• What you are asked to do:
Nothing in the records may be left out or altered; reproduce them all exactly.

────────────────────────────────────────

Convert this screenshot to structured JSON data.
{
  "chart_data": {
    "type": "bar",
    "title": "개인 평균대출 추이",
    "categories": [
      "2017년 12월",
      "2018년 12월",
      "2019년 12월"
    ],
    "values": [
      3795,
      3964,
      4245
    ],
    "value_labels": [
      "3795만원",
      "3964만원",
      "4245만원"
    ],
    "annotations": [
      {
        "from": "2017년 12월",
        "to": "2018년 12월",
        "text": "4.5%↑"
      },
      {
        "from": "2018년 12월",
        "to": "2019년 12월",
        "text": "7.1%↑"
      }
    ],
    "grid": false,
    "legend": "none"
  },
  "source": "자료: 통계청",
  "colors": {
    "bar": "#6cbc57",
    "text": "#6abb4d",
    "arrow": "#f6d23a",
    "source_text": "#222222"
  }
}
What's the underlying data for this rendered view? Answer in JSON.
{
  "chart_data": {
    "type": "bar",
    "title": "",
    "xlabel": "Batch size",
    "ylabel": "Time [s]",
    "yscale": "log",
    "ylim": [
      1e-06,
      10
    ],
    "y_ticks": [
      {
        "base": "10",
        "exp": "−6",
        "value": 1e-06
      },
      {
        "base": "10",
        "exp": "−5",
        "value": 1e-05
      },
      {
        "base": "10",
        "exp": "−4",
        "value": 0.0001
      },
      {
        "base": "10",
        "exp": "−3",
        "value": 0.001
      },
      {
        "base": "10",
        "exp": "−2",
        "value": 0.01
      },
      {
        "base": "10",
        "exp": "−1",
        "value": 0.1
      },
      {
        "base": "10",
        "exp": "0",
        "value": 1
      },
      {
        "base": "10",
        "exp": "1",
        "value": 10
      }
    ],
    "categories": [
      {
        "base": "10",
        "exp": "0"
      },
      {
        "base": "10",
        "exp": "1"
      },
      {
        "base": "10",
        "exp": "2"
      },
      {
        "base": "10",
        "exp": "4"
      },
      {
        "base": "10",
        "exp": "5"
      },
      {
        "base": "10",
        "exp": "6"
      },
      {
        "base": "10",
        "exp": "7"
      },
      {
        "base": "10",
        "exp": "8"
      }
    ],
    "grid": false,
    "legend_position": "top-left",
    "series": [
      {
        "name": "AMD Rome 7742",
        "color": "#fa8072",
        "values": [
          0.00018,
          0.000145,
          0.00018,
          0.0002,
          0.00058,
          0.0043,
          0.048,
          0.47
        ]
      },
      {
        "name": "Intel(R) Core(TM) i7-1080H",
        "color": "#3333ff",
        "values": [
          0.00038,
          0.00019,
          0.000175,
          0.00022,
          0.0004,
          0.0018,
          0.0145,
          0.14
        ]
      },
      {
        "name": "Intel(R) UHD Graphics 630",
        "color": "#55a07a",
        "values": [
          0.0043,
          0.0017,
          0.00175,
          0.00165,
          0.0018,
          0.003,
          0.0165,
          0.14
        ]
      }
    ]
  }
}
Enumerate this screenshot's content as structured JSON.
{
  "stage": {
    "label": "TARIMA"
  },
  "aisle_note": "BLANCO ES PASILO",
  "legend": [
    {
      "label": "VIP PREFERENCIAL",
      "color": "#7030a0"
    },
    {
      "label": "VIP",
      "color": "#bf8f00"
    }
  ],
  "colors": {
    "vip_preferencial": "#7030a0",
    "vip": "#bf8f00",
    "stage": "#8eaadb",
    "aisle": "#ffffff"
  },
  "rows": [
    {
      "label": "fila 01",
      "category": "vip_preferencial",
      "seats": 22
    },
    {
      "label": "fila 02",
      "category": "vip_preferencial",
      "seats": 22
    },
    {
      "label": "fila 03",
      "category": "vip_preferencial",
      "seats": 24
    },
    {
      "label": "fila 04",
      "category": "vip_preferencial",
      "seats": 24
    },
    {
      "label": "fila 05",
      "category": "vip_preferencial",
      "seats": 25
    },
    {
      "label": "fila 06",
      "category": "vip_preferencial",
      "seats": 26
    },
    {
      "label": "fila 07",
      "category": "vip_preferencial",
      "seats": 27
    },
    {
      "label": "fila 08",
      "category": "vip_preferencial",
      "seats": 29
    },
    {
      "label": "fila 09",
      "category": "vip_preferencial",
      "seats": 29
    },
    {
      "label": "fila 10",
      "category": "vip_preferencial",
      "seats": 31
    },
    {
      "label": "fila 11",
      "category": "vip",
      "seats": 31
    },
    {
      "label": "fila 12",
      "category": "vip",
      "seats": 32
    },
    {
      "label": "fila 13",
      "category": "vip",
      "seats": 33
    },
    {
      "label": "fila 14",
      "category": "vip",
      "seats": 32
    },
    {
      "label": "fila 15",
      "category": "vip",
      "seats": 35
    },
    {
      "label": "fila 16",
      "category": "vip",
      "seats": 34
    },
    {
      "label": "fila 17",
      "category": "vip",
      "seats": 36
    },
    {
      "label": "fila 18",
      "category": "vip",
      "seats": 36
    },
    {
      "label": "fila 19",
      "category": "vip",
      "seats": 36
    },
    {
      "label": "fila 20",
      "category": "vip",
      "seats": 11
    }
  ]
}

────────────────────────────────────────

• Written reply:
Convert this screenshot to structured JSON data.
{
  "chart_data": {
    "type": "bar",
    "title": "개인 평균대출 추이",
    "categories": [
      "2017년 12월",
      "2018년 12월",
      "2019년 12월"
    ],
    "values": [
      3795,
      3964,
      4245
    ],
    "value_labels": [
      "3795만원",
      "3964만원",
      "4245만원"
    ],
    "annotations": [
      {
        "from": "2017년 12월",
        "to": "2018년 12월",
        "text": "4.5%↑"
      },
      {
        "from": "2018년 12월",
        "to": "2019년 12월",
        "text": "7.1%↑"
      }
    ],
    "grid": false,
    "legend": "none"
  },
  "source": "자료: 통계청",
  "colors": {
    "bar": "#6cbc57",
    "text": "#6abb4d",
    "arrow": "#f6d23a",
    "source_text": "#222222"
  }
}
What's the underlying data for this rendered view? Answer in JSON.
{
  "chart_data": {
    "type": "bar",
    "title": "",
    "xlabel": "Batch size",
    "ylabel": "Time [s]",
    "yscale": "log",
    "ylim": [
      1e-06,
      10
    ],
    "y_ticks": [
      {
        "base": "10",
        "exp": "−6",
        "value": 1e-06
      },
      {
        "base": "10",
        "exp": "−5",
        "value": 1e-05
      },
      {
        "base": "10",
        "exp": "−4",
        "value": 0.0001
      },
      {
        "base": "10",
        "exp": "−3",
        "value": 0.001
      },
      {
        "base": "10",
        "exp": "−2",
        "value": 0.01
      },
      {
        "base": "10",
        "exp": "−1",
        "value": 0.1
      },
      {
        "base": "10",
        "exp": "0",
        "value": 1
      },
      {
        "base": "10",
        "exp": "1",
        "value": 10
      }
    ],
    "categories": [
      {
        "base": "10",
        "exp": "0"
      },
      {
        "base": "10",
        "exp": "1"
      },
      {
        "base": "10",
        "exp": "2"
      },
      {
        "base": "10",
        "exp": "4"
      },
      {
        "base": "10",
        "exp": "5"
      },
      {
        "base": "10",
        "exp": "6"
      },
      {
        "base": "10",
        "exp": "7"
      },
      {
        "base": "10",
        "exp": "8"
      }
    ],
    "grid": false,
    "legend_position": "top-left",
    "series": [
      {
        "name": "AMD Rome 7742",
        "color": "#fa8072",
        "values": [
          0.00018,
          0.000145,
          0.00018,
          0.0002,
          0.00058,
          0.0043,
          0.048,
          0.47
        ]
      },
      {
        "name": "Intel(R) Core(TM) i7-1080H",
        "color": "#3333ff",
        "values": [
          0.00038,
          0.00019,
          0.000175,
          0.00022,
          0.0004,
          0.0018,
          0.0145,
          0.14
        ]
      },
      {
        "name": "Intel(R) UHD Graphics 630",
        "color": "#55a07a",
        "values": [
          0.0043,
          0.0017,
          0.00175,
          0.00165,
          0.0018,
          0.003,
          0.0165,
          0.14
        ]
      }
    ]
  }
}
Enumerate this screenshot's content as structured JSON.
{
  "stage": {
    "label": "TARIMA"
  },
  "aisle_note": "BLANCO ES PASILO",
  "legend": [
    {
      "label": "VIP PREFERENCIAL",
      "color": "#7030a0"
    },
    {
      "label": "VIP",
      "color": "#bf8f00"
    }
  ],
  "colors": {
    "vip_preferencial": "#7030a0",
    "vip": "#bf8f00",
    "stage": "#8eaadb",
    "aisle": "#ffffff"
  },
  "rows": [
    {
      "label": "fila 01",
      "category": "vip_preferencial",
      "seats": 22
    },
    {
      "label": "fila 02",
      "category": "vip_preferencial",
      "seats": 22
    },
    {
      "label": "fila 03",
      "category": "vip_preferencial",
      "seats": 24
    },
    {
      "label": "fila 04",
      "category": "vip_preferencial",
      "seats": 24
    },
    {
      "label": "fila 05",
      "category": "vip_preferencial",
      "seats": 25
    },
    {
      "label": "fila 06",
      "category": "vip_preferencial",
      "seats": 26
    },
    {
      "label": "fila 07",
      "category": "vip_preferencial",
      "seats": 27
    },
    {
      "label": "fila 08",
      "category": "vip_preferencial",
      "seats": 29
    },
    {
      "label": "fila 09",
      "category": "vip_preferencial",
      "seats": 29
    },
    {
      "label": "fila 10",
      "category": "vip_preferencial",
      "seats": 31
    },
    {
      "label": "fila 11",
      "category": "vip",
      "seats": 31
    },
    {
      "label": "fila 12",
      "category": "vip",
      "seats": 32
    },
    {
      "label": "fila 13",
      "category": "vip",
      "seats": 33
    },
    {
      "label": "fila 14",
      "category": "vip",
      "seats": 32
    },
    {
      "label": "fila 15",
      "category": "vip",
      "seats": 35
    },
    {
      "label": "fila 16",
      "category": "vip",
      "seats": 34
    },
    {
      "label": "fila 17",
      "category": "vip",
      "seats": 36
    },
    {
      "label": "fila 18",
      "category": "vip",
      "seats": 36
    },
    {
      "label": "fila 19",
      "category": "vip",
      "seats": 36
    },
    {
      "label": "fila 20",
      "category": "vip",
      "seats": 11
    }
  ]
}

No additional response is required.